Set task. Return every line below in which "rapport" appears.

[Data items]
________________

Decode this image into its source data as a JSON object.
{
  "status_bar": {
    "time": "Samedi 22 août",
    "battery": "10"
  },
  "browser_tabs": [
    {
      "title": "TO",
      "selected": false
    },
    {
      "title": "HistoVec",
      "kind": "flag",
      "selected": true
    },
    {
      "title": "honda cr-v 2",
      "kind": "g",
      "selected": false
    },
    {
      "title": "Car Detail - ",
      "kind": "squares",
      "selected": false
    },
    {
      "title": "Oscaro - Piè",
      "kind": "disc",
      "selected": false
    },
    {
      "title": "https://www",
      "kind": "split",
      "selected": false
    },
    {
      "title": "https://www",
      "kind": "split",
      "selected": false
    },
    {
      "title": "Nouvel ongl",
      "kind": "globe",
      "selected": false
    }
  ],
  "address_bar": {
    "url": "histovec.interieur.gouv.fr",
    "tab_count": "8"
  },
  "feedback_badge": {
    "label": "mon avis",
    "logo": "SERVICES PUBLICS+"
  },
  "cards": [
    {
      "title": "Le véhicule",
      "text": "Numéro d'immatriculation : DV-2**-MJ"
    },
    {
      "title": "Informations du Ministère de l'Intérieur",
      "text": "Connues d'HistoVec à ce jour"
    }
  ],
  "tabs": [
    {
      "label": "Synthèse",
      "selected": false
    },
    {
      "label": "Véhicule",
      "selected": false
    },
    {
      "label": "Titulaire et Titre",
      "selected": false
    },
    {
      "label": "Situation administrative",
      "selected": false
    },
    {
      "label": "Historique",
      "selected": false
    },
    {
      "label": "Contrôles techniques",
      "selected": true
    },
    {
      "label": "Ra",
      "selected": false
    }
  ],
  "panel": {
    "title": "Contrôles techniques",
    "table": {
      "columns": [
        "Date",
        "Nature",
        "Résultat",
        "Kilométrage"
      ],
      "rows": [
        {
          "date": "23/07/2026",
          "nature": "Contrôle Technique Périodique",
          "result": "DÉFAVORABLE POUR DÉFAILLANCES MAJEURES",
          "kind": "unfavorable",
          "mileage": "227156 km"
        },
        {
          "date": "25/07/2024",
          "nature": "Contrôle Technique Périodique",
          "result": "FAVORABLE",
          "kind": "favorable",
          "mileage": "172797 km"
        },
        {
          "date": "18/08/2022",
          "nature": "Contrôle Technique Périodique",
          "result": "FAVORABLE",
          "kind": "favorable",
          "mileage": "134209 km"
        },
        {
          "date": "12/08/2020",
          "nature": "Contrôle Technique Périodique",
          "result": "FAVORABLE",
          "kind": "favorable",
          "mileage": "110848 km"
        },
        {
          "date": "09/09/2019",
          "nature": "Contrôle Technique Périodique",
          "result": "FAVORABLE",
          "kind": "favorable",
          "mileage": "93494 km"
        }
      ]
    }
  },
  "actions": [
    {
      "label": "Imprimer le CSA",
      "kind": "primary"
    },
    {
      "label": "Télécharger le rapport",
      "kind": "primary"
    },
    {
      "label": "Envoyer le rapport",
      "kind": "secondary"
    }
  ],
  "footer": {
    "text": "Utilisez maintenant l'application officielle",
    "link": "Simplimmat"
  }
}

________________

The result.
      "label": "Télécharger le rapport",
      "label": "Envoyer le rapport",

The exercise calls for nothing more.